**Задания:**
• 1. Верните из текста о национальной школе фрагмент от «В каждом американском» до «воодушевлена своим патриотизмом.» без изменений.
• 2. Что, согласно тексту о национальной школе, висит в каждом американском классе?

А. Солженицын
Школа не может быть не
национальной. Школа обязательно
опирается на какую-то культуру.
Ну, вот мы видели — у нас был
блистательный пример советской школы,
70 лет у нас строили вненациональную
школу. И гимны пели не только о дружбе
народов, но и о том, что все народы
сливаются в один, советский. 70 лет
сливались, а потом в один–два дня,
когда треснули границы, сразу же во
всех республиках стали основывать
свои национальные школы. Во всех
республиках. И это естественно. И в
этом упрекнуть их нельзя, это во всем
мире так. В Швейцарии, где я жил, в
Германии, во Франции… Ведь всякая
школа строится на национальных
принципах, национальных традициях,
национальной культуре, национальной
истории. Конечно, во взаимодействии, в
разумном взаимодействии и отображении
культур других, мировых.
В Америке это принимает уже
крайние формы. Мои дети учились в
американской школе, там больше двух
третей гуманитарного образования
посвящены только самой Америке, все
внутри Америки. И какой-нибудь ручей
или камень, связанный с Гражданской
войной, или отличившийся в ней
лейтенант, — более известны, чем
крупнейший политический деятель
Европы. И когда теперь в Америке
печатают мои статья, то через каждые
три–четыре строчки ставят сноску и
объясняют читателю: это лицо такое-то,
это такая-то личность, такой-то термин,
такое-то понятие, такое-то явление.
Издатели исходят из того, что читатели
не знают.
В каждом американском
классе висит национальный флаг. И во
многих школах произносят еще слова
верности флагу, каждый день. А
патриотизма там не только никто не
стыдится, патриотизмом дышит Америка,
гордится патриотизмом. Америка
воодушевлена своим патриотизмом.

**Исходные данные:**

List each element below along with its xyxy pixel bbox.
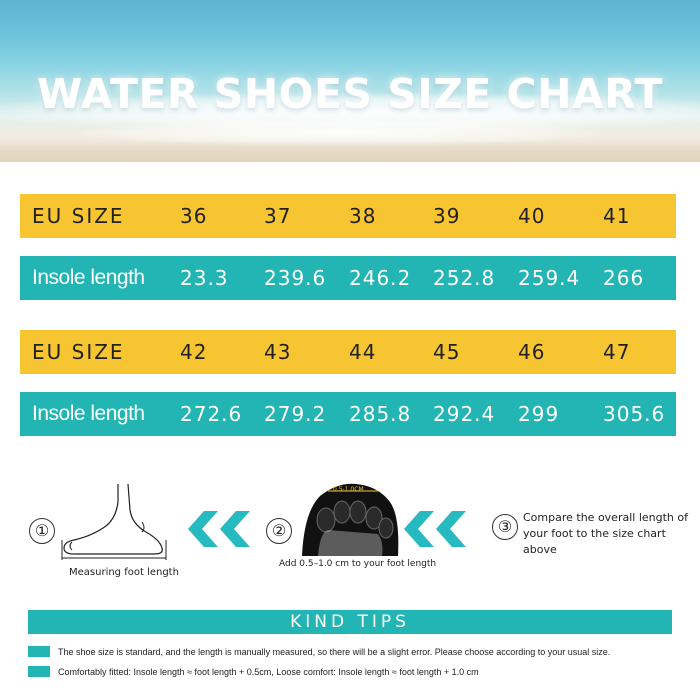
sand-strip [0, 140, 700, 162]
eu-size-label: EU SIZE [32, 204, 125, 228]
length-cell: 252.8 [433, 266, 496, 290]
kind-tips-header: KIND TIPS [28, 610, 672, 634]
chevron-left-double-icon [404, 511, 466, 547]
header-banner: WATER SHOES SIZE CHART [0, 0, 700, 162]
step-1-caption: Measuring foot length [69, 567, 179, 578]
shoe-sole-photo [302, 483, 399, 556]
insole-length-row-2: Insole length 272.6 279.2 285.8 292.4 29… [20, 392, 676, 436]
eu-size-label: EU SIZE [32, 340, 125, 364]
insole-length-row-1: Insole length 23.3 239.6 246.2 252.8 259… [20, 256, 676, 300]
size-cell: 40 [518, 204, 546, 228]
length-cell: 279.2 [264, 402, 327, 426]
step-2-caption: Add 0.5–1.0 cm to your foot length [279, 559, 437, 569]
size-cell: 46 [518, 340, 546, 364]
step-3-text: Compare the overall length of your foot … [523, 511, 688, 556]
length-cell: 285.8 [349, 402, 412, 426]
size-cell: 44 [349, 340, 377, 364]
size-cell: 45 [433, 340, 461, 364]
tip-marker [28, 666, 50, 677]
tip-text: Comfortably fitted: Insole length ≈ foot… [58, 667, 479, 677]
insole-length-label: Insole length [32, 266, 145, 289]
size-cell: 37 [264, 204, 292, 228]
length-cell: 305.6 [603, 402, 666, 426]
bare-foot-illustration [61, 483, 167, 560]
step-1-number: ① [29, 518, 55, 544]
length-cell: 299 [518, 402, 560, 426]
tip-marker [28, 646, 50, 657]
length-cell: 259.4 [518, 266, 581, 290]
step-3-number: ③ [492, 514, 518, 540]
length-cell: 272.6 [180, 402, 243, 426]
eu-size-row-2: EU SIZE 42 43 44 45 46 47 [20, 330, 676, 374]
chevron-left-double-icon [188, 511, 250, 547]
insole-length-label: Insole length [32, 402, 145, 425]
size-cell: 38 [349, 204, 377, 228]
size-cell: 47 [603, 340, 631, 364]
size-cell: 41 [603, 204, 631, 228]
page-title: WATER SHOES SIZE CHART [37, 70, 663, 118]
length-cell: 266 [603, 266, 645, 290]
length-cell: 292.4 [433, 402, 496, 426]
eu-size-row-1: EU SIZE 36 37 38 39 40 41 [20, 194, 676, 238]
step-2-number: ② [266, 518, 292, 544]
length-cell: 239.6 [264, 266, 327, 290]
length-cell: 246.2 [349, 266, 412, 290]
size-cell: 43 [264, 340, 292, 364]
size-cell: 42 [180, 340, 208, 364]
tip-text: The shoe size is standard, and the lengt… [58, 647, 611, 657]
margin-marker-label: 0.5-1.0CM [333, 486, 364, 493]
length-cell: 23.3 [180, 266, 229, 290]
size-cell: 39 [433, 204, 461, 228]
size-cell: 36 [180, 204, 208, 228]
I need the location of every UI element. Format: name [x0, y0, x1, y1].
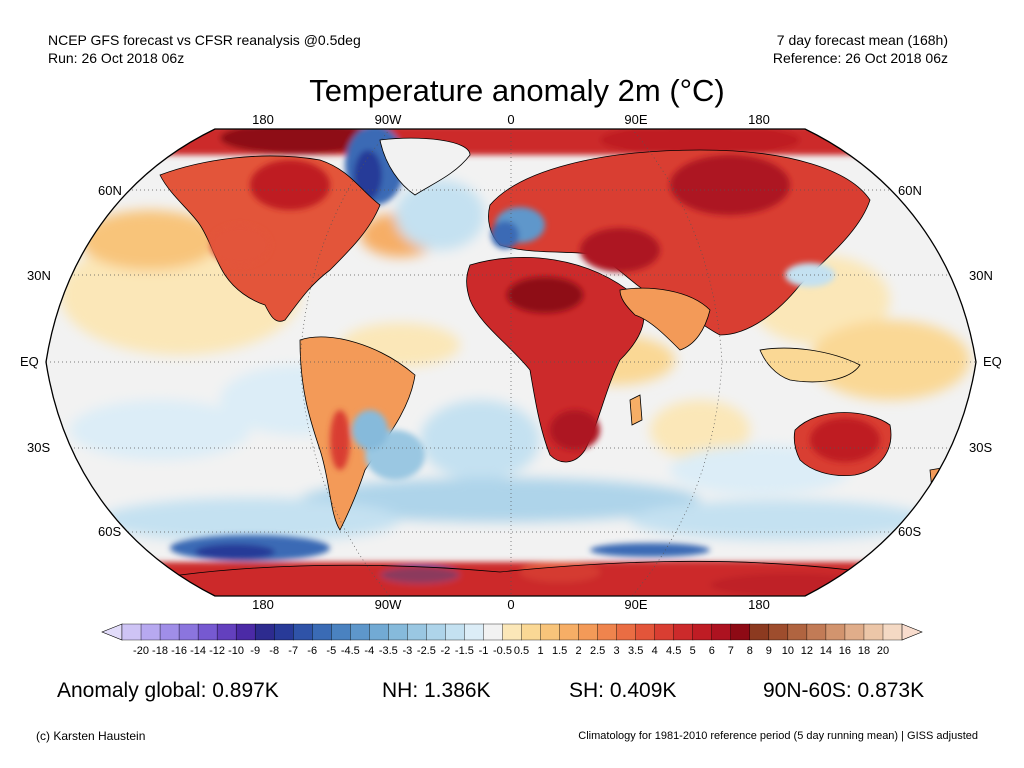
lat-label-right-60n: 60N	[898, 183, 922, 198]
colorbar-tick-label: 8	[746, 645, 753, 657]
colorbar-tick-label: -20	[133, 645, 149, 657]
colorbar-tick-label: -16	[171, 645, 188, 657]
continent-new-zealand	[929, 467, 946, 491]
lat-label-right-eq: EQ	[983, 354, 1002, 369]
stat-global: Anomaly global: 0.897K	[57, 679, 279, 702]
colorbar-tick-label: 5	[689, 645, 696, 657]
land-hotspots	[210, 155, 880, 480]
colorbar-tick-label: -14	[190, 645, 207, 657]
anomaly-stats: Anomaly global: 0.897K NH: 1.386K SH: 0.…	[0, 679, 1024, 705]
colorbar-tick-label: -0.5	[493, 645, 512, 657]
run-time: Run: 26 Oct 2018 06z	[48, 50, 185, 66]
climatology-note: Climatology for 1981-2010 reference peri…	[578, 730, 978, 742]
lon-label-top-90e: 90E	[624, 112, 648, 127]
lat-label-right-30n: 30N	[969, 268, 993, 283]
colorbar-tick-label: 20	[876, 645, 890, 657]
colorbar-tick-label: -5	[326, 645, 337, 657]
colorbar-tick-label: 4	[651, 645, 658, 657]
stat-90n-60s: 90N-60S: 0.873K	[763, 679, 925, 702]
graticule	[46, 129, 976, 596]
anomaly-field	[46, 129, 976, 596]
colorbar-tick-label: -4	[364, 645, 375, 657]
colorbar-tick-label: 7	[727, 645, 734, 657]
colorbar-tick-label: 18	[857, 645, 871, 657]
model-description: NCEP GFS forecast vs CFSR reanalysis @0.…	[48, 32, 361, 48]
lat-label-left-60n: 60N	[98, 183, 122, 198]
colorbar-tick-label: 1.5	[551, 645, 568, 657]
colorbar-tick-label: 2.5	[589, 645, 606, 657]
colorbar-tick-label: -8	[269, 645, 280, 657]
lon-label-bottom-0: 0	[507, 597, 515, 612]
forecast-period: 7 day forecast mean (168h)	[776, 32, 948, 48]
lat-label-right-60s: 60S	[898, 524, 922, 539]
colorbar-tick-label: 6	[708, 645, 715, 657]
colorbar-tick-label: -2.5	[416, 645, 436, 657]
lon-label-bottom-90e: 90E	[624, 597, 648, 612]
continent-north-america	[159, 155, 381, 322]
colorbar-tick-label: -2	[440, 645, 451, 657]
lat-label-left-30n: 30N	[27, 268, 51, 283]
lon-label-bottom-90w: 90W	[374, 597, 402, 612]
colorbar-tick-label: 12	[800, 645, 814, 657]
credit: (c) Karsten Haustein	[36, 729, 146, 743]
lon-label-bottom-180e: 180	[748, 597, 770, 612]
lon-label-top-180e: 180	[748, 112, 770, 127]
colorbar-tick-label: -6	[307, 645, 318, 657]
lon-label-top-90w: 90W	[374, 112, 402, 127]
lat-label-left-60s: 60S	[98, 524, 122, 539]
lat-label-left-30s: 30S	[27, 440, 51, 455]
map-border	[45, 128, 977, 597]
lat-label-right-30s: 30S	[969, 440, 993, 455]
continent-antarctica	[179, 560, 851, 596]
colorbar-tick-label: -3.5	[378, 645, 398, 657]
colorbar-tick-label: -12	[209, 645, 226, 657]
colorbar-tick-label: -1	[478, 645, 489, 657]
lon-label-top-180w: 180	[252, 112, 274, 127]
arctic-anomalies	[150, 129, 870, 205]
colorbar-tick-label: -3	[402, 645, 413, 657]
colorbar-tick-label: -10	[228, 645, 245, 657]
colorbar-tick-label: 14	[819, 645, 833, 657]
colorbar-tick-label: 3.5	[628, 645, 644, 657]
colorbar-tick-label: -1.5	[454, 645, 474, 657]
colorbar-tick-label: 10	[781, 645, 795, 657]
continent-south-asia	[619, 287, 711, 351]
colorbar-tick-label: -7	[288, 645, 299, 657]
colorbar-tick-label: 2	[575, 645, 582, 657]
colorbar-tick-label: 1	[537, 645, 544, 657]
colorbar-tick-label: 16	[838, 645, 852, 657]
forecast-info: 7 day forecast mean (168h) Reference: 26…	[773, 31, 948, 67]
colorbar-tick-label: 4.5	[666, 645, 682, 657]
reference-time: Reference: 26 Oct 2018 06z	[772, 50, 948, 66]
colorbar-tick-label: -18	[152, 645, 168, 657]
map-title: Temperature anomaly 2m (°C)	[309, 73, 725, 108]
continent-greenland	[379, 137, 471, 196]
continent-maritime-asia	[759, 347, 861, 383]
lat-label-left-eq: EQ	[20, 354, 39, 369]
colorbar-tick-label: -9	[250, 645, 261, 657]
continent-madagascar	[629, 394, 643, 426]
lon-label-top-0: 0	[507, 112, 515, 127]
colorbar-tick-label: -4.5	[340, 645, 360, 657]
run-info: NCEP GFS forecast vs CFSR reanalysis @0.…	[48, 31, 361, 67]
stat-sh: SH: 0.409K	[569, 679, 677, 702]
colorbar-tick-label: 9	[765, 645, 772, 657]
lon-label-bottom-180w: 180	[252, 597, 274, 612]
colorbar-tick-label: 3	[613, 645, 620, 657]
stat-nh: NH: 1.386K	[382, 679, 491, 702]
colorbar-tick-label: 0.5	[513, 645, 530, 657]
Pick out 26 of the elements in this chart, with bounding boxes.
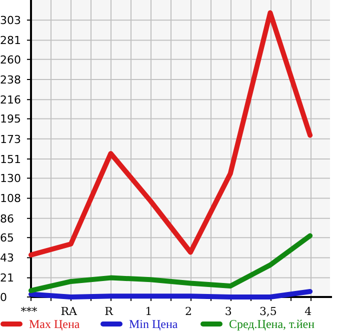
- y-tick-label: 86: [0, 212, 14, 226]
- y-tick-label: 260: [0, 53, 21, 66]
- x-tick-label: 2: [184, 305, 192, 318]
- x-tick-label: 1: [145, 305, 152, 318]
- x-tick-label: 4: [304, 305, 312, 318]
- y-tick-label: 43: [0, 252, 14, 265]
- x-tick-label: R: [104, 305, 114, 318]
- y-tick-label: 0: [0, 290, 7, 304]
- y-tick-label: 216: [0, 93, 21, 106]
- y-tick-label: 303: [0, 14, 21, 27]
- y-tick-label: 173: [0, 132, 21, 146]
- y-tick-label: 238: [0, 73, 21, 86]
- y-tick-label: 21: [0, 272, 14, 285]
- legend-label: Max Цена: [29, 317, 80, 331]
- y-tick-label: 151: [0, 152, 21, 166]
- y-tick-label: 65: [0, 231, 14, 244]
- y-tick-label: 195: [0, 112, 21, 126]
- y-tick-label: 130: [0, 172, 21, 186]
- x-tick-label: ***: [20, 305, 38, 318]
- x-tick-label: 3: [224, 305, 232, 318]
- legend-label: Min Цена: [129, 317, 178, 331]
- legend-label: Сред.Цена, т.йен: [229, 317, 316, 331]
- y-tick-label: 108: [0, 192, 21, 206]
- y-tick-label: 281: [0, 34, 21, 48]
- x-tick-label: RA: [60, 305, 78, 318]
- x-tick-label: 3,5: [259, 305, 277, 318]
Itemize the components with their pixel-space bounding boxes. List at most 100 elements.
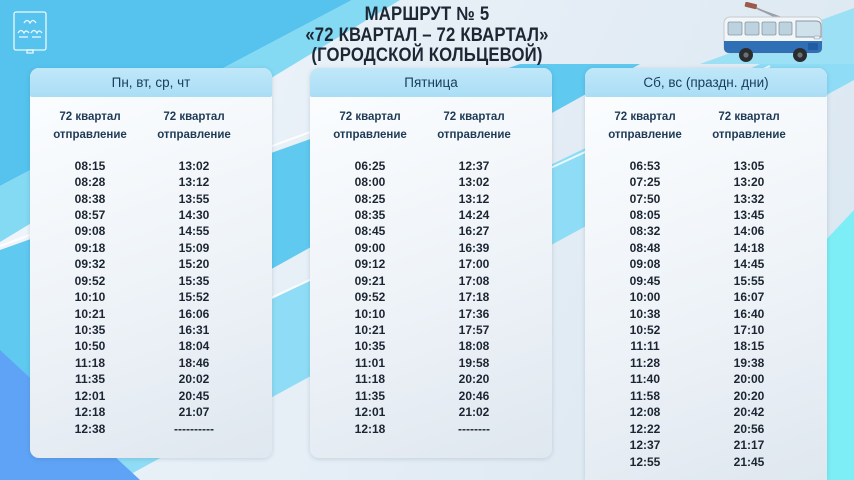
- table-row: 08:57 14:30: [38, 207, 246, 223]
- table-row: 11:35 20:02: [38, 371, 246, 387]
- table-row: 11:40 20:00: [593, 371, 801, 387]
- time-cell: 11:35: [354, 388, 386, 403]
- time-cell: 20:42: [733, 405, 765, 420]
- time-cell: 11:18: [74, 355, 106, 370]
- table-row: 06:25 12:37: [318, 158, 526, 174]
- time-cell: 12:18: [74, 405, 106, 420]
- table-row: 08:05 13:45: [593, 207, 801, 223]
- time-cell: 09:21: [354, 273, 386, 288]
- time-cell: 18:08: [458, 339, 490, 354]
- time-cell: 08:00: [354, 175, 386, 190]
- time-cell: 10:10: [354, 306, 386, 321]
- table-row: 08:25 13:12: [318, 191, 526, 207]
- table-row: 10:10 17:36: [318, 306, 526, 322]
- time-cell: 09:08: [74, 224, 106, 239]
- stop-subheader: 72 квартал отправление: [157, 111, 231, 141]
- time-cell: 19:38: [733, 355, 765, 370]
- time-cell: 14:45: [733, 257, 765, 272]
- table-row: 07:50 13:32: [593, 191, 801, 207]
- time-cell: 09:32: [74, 257, 106, 272]
- time-cell: 15:52: [178, 290, 210, 305]
- table-row: 08:45 16:27: [318, 223, 526, 239]
- column-subheaders: 72 квартал отправление 72 квартал отправ…: [38, 109, 246, 145]
- table-row: 10:35 18:08: [318, 338, 526, 354]
- table-row: 12:08 20:42: [593, 404, 801, 420]
- table-row: 11:28 19:38: [593, 355, 801, 371]
- table-row: 10:50 18:04: [38, 338, 246, 354]
- table-row: 12:18 --------: [318, 421, 526, 437]
- time-cell: 19:58: [458, 355, 490, 370]
- time-cell: 14:30: [178, 207, 210, 222]
- table-row: 09:18 15:09: [38, 240, 246, 256]
- trolleybus-icon: [723, 2, 823, 62]
- time-cell: 14:18: [733, 240, 765, 255]
- time-cell: 12:22: [629, 421, 661, 436]
- schedule-panel-mon-thu: Пн, вт, ср, чт 72 квартал отправление 72…: [30, 68, 272, 458]
- table-row: 10:10 15:52: [38, 289, 246, 305]
- table-row: 06:53 13:05: [593, 158, 801, 174]
- table-row: 10:52 17:10: [593, 322, 801, 338]
- time-cell: 10:00: [629, 290, 661, 305]
- time-cell: 21:02: [458, 405, 490, 420]
- table-row: 10:21 17:57: [318, 322, 526, 338]
- time-cell: 17:36: [458, 306, 490, 321]
- time-cell: 08:57: [74, 207, 106, 222]
- time-cell: 08:25: [354, 191, 386, 206]
- time-cell: 12:01: [74, 388, 106, 403]
- coat-of-arms-icon: [13, 11, 47, 54]
- table-row: 09:12 17:00: [318, 256, 526, 272]
- time-cell: 12:37: [458, 158, 490, 173]
- time-cell: 16:40: [733, 306, 765, 321]
- time-cell: 17:10: [733, 323, 765, 337]
- time-cell: 20:20: [733, 388, 765, 403]
- time-cell: 17:18: [458, 290, 490, 305]
- time-cell: 12:38: [74, 421, 106, 436]
- time-cell: 10:35: [74, 323, 106, 337]
- time-cell: 21:07: [178, 405, 210, 420]
- time-cell: 08:15: [74, 158, 106, 173]
- route-name: «72 КВАРТАЛ – 72 КВАРТАЛ»: [305, 24, 549, 46]
- time-cell: 10:50: [74, 339, 106, 354]
- time-cell: 08:05: [629, 207, 661, 222]
- table-row: 09:08 14:55: [38, 223, 246, 239]
- table-row: 09:45 15:55: [593, 273, 801, 289]
- time-cell: 10:35: [354, 339, 386, 354]
- time-cell: 13:02: [178, 158, 210, 173]
- time-cell: 10:21: [74, 306, 106, 321]
- time-cell: 20:46: [458, 388, 490, 403]
- time-cell: 13:12: [458, 191, 490, 206]
- table-row: 09:32 15:20: [38, 256, 246, 272]
- table-row: 11:01 19:58: [318, 355, 526, 371]
- time-cell: 15:09: [178, 240, 210, 255]
- time-cell: 12:01: [354, 405, 386, 420]
- table-row: 07:25 13:20: [593, 174, 801, 190]
- table-row: 12:38 ----------: [38, 421, 246, 437]
- stop-subheader: 72 квартал отправление: [333, 111, 407, 141]
- time-cell: 08:38: [74, 191, 106, 206]
- times-table: 08:15 13:02 08:28 13:12 08:38 13:55 08:57 14:30…: [38, 158, 246, 437]
- time-cell: 11:58: [629, 388, 661, 403]
- time-cell: 09:08: [629, 257, 661, 272]
- time-cell: 21:17: [733, 438, 765, 453]
- table-row: 08:00 13:02: [318, 174, 526, 190]
- time-cell: 15:55: [733, 273, 765, 288]
- time-cell: 14:06: [733, 224, 765, 239]
- time-cell: 09:12: [354, 257, 386, 272]
- time-cell: --------: [458, 421, 490, 436]
- table-row: 10:38 16:40: [593, 306, 801, 322]
- column-subheaders: 72 квартал отправление 72 квартал отправ…: [593, 109, 801, 145]
- stop-subheader: 72 квартал отправление: [608, 111, 682, 141]
- table-row: 08:35 14:24: [318, 207, 526, 223]
- time-cell: 12:08: [629, 405, 661, 420]
- time-cell: 07:50: [629, 191, 661, 206]
- table-row: 10:21 16:06: [38, 306, 246, 322]
- table-row: 08:15 13:02: [38, 158, 246, 174]
- time-cell: 15:35: [178, 273, 210, 288]
- table-row: 11:18 20:20: [318, 371, 526, 387]
- time-cell: 16:31: [178, 323, 210, 337]
- time-cell: 12:37: [629, 438, 661, 453]
- table-row: 12:18 21:07: [38, 404, 246, 420]
- stop-subheader: 72 квартал отправление: [53, 111, 127, 141]
- time-cell: 11:11: [630, 339, 660, 354]
- route-number: МАРШРУТ № 5: [364, 4, 490, 25]
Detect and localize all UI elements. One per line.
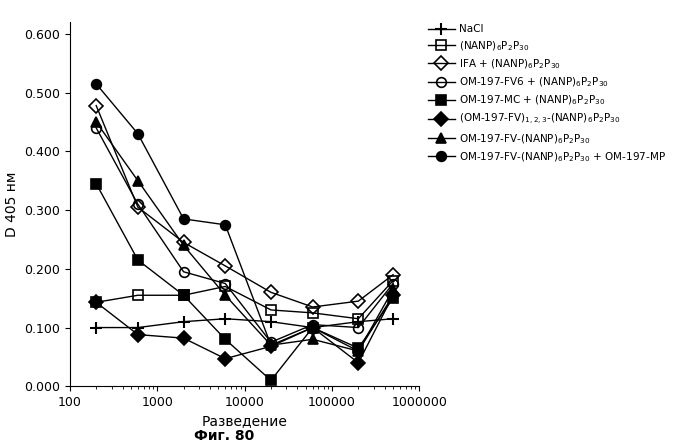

**Ответы:**
• 1.
В каждом американском
классе висит национальный флаг. И во
многих школах произносят еще слова
верности флагу, каждый день. А
патриотизма там не только никто не
стыдится, патриотизмом дышит Америка,
гордится патриотизмом. Америка
воодушевлена своим патриотизмом.

• 2. Национальный флаг.